▶ Prompt:
Output the data below in full, byte for byte. Nothing may differ.

▶ Records for this task:
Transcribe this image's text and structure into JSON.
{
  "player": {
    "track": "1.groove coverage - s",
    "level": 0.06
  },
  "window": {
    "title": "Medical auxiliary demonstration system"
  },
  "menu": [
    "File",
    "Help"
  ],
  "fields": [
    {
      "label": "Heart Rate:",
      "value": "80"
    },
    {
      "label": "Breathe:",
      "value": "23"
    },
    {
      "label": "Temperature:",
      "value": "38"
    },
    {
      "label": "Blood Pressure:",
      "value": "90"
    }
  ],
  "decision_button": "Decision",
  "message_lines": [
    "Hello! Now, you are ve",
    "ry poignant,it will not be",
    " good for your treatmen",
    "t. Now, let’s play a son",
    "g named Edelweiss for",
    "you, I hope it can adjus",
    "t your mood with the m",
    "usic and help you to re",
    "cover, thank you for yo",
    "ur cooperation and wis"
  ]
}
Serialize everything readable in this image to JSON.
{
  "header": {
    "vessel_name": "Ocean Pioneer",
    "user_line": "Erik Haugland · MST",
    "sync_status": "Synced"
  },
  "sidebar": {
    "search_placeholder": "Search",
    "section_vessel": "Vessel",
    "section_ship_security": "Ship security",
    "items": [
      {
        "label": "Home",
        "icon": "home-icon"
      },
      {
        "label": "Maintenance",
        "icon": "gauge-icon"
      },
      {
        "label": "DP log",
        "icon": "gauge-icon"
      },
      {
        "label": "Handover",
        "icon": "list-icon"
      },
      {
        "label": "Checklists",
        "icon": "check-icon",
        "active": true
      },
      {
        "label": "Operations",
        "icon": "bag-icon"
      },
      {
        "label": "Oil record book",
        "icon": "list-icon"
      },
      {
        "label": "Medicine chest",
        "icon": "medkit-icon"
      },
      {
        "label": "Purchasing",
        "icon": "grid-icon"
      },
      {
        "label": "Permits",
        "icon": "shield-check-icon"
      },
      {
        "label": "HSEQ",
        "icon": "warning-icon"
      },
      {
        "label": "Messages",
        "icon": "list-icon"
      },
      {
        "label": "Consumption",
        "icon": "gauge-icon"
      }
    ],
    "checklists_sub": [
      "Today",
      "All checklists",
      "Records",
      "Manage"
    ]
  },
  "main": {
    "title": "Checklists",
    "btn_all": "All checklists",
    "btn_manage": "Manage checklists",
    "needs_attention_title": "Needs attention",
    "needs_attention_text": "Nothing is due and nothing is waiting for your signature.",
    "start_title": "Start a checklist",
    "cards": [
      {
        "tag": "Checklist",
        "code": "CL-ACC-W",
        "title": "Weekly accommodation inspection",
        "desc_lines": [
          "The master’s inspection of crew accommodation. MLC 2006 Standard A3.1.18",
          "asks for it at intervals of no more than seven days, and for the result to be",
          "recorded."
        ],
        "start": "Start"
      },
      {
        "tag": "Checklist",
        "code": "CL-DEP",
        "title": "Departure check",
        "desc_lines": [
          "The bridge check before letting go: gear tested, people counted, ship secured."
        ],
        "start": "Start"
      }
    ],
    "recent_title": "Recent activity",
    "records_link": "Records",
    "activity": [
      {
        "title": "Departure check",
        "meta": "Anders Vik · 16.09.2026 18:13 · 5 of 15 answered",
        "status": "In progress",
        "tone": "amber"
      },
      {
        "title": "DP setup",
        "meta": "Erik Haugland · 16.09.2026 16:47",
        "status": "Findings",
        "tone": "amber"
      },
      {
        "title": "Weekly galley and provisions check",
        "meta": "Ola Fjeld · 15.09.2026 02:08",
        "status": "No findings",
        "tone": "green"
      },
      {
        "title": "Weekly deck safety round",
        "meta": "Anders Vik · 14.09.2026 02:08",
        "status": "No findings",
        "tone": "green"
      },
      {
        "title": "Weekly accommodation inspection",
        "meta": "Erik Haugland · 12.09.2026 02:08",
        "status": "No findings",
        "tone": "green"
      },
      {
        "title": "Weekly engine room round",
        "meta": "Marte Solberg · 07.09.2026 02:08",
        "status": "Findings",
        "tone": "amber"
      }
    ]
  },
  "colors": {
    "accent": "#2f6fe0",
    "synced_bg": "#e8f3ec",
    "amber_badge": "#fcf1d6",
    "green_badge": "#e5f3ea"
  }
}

▶ Response to the exercise:
Transcribe this image's text and structure into JSON.
{
  "player": {
    "track": "1.groove coverage - s",
    "level": 0.06
  },
  "window": {
    "title": "Medical auxiliary demonstration system"
  },
  "menu": [
    "File",
    "Help"
  ],
  "fields": [
    {
      "label": "Heart Rate:",
      "value": "80"
    },
    {
      "label": "Breathe:",
      "value": "23"
    },
    {
      "label": "Temperature:",
      "value": "38"
    },
    {
      "label": "Blood Pressure:",
      "value": "90"
    }
  ],
  "decision_button": "Decision",
  "message_lines": [
    "Hello! Now, you are ve",
    "ry poignant,it will not be",
    " good for your treatmen",
    "t. Now, let’s play a son",
    "g named Edelweiss for",
    "you, I hope it can adjus",
    "t your mood with the m",
    "usic and help you to re",
    "cover, thank you for yo",
    "ur cooperation and wis"
  ]
}
Serialize everything readable in this image to JSON.
{
  "header": {
    "vessel_name": "Ocean Pioneer",
    "user_line": "Erik Haugland · MST",
    "sync_status": "Synced"
  },
  "sidebar": {
    "search_placeholder": "Search",
    "section_vessel": "Vessel",
    "section_ship_security": "Ship security",
    "items": [
      {
        "label": "Home",
        "icon": "home-icon"
      },
      {
        "label": "Maintenance",
        "icon": "gauge-icon"
      },
      {
        "label": "DP log",
        "icon": "gauge-icon"
      },
      {
        "label": "Handover",
        "icon": "list-icon"
      },
      {
        "label": "Checklists",
        "icon": "check-icon",
        "active": true
      },
      {
        "label": "Operations",
        "icon": "bag-icon"
      },
      {
        "label": "Oil record book",
        "icon": "list-icon"
      },
      {
        "label": "Medicine chest",
        "icon": "medkit-icon"
      },
      {
        "label": "Purchasing",
        "icon": "grid-icon"
      },
      {
        "label": "Permits",
        "icon": "shield-check-icon"
      },
      {
        "label": "HSEQ",
        "icon": "warning-icon"
      },
      {
        "label": "Messages",
        "icon": "list-icon"
      },
      {
        "label": "Consumption",
        "icon": "gauge-icon"
      }
    ],
    "checklists_sub": [
      "Today",
      "All checklists",
      "Records",
      "Manage"
    ]
  },
  "main": {
    "title": "Checklists",
    "btn_all": "All checklists",
    "btn_manage": "Manage checklists",
    "needs_attention_title": "Needs attention",
    "needs_attention_text": "Nothing is due and nothing is waiting for your signature.",
    "start_title": "Start a checklist",
    "cards": [
      {
        "tag": "Checklist",
        "code": "CL-ACC-W",
        "title": "Weekly accommodation inspection",
        "desc_lines": [
          "The master’s inspection of crew accommodation. MLC 2006 Standard A3.1.18",
          "asks for it at intervals of no more than seven days, and for the result to be",
          "recorded."
        ],
        "start": "Start"
      },
      {
        "tag": "Checklist",
        "code": "CL-DEP",
        "title": "Departure check",
        "desc_lines": [
          "The bridge check before letting go: gear tested, people counted, ship secured."
        ],
        "start": "Start"
      }
    ],
    "recent_title": "Recent activity",
    "records_link": "Records",
    "activity": [
      {
        "title": "Departure check",
        "meta": "Anders Vik · 16.09.2026 18:13 · 5 of 15 answered",
        "status": "In progress",
        "tone": "amber"
      },
      {
        "title": "DP setup",
        "meta": "Erik Haugland · 16.09.2026 16:47",
        "status": "Findings",
        "tone": "amber"
      },
      {
        "title": "Weekly galley and provisions check",
        "meta": "Ola Fjeld · 15.09.2026 02:08",
        "status": "No findings",
        "tone": "green"
      },
      {
        "title": "Weekly deck safety round",
        "meta": "Anders Vik · 14.09.2026 02:08",
        "status": "No findings",
        "tone": "green"
      },
      {
        "title": "Weekly accommodation inspection",
        "meta": "Erik Haugland · 12.09.2026 02:08",
        "status": "No findings",
        "tone": "green"
      },
      {
        "title": "Weekly engine room round",
        "meta": "Marte Solberg · 07.09.2026 02:08",
        "status": "Findings",
        "tone": "amber"
      }
    ]
  },
  "colors": {
    "accent": "#2f6fe0",
    "synced_bg": "#e8f3ec",
    "amber_badge": "#fcf1d6",
    "green_badge": "#e5f3ea"
  }
}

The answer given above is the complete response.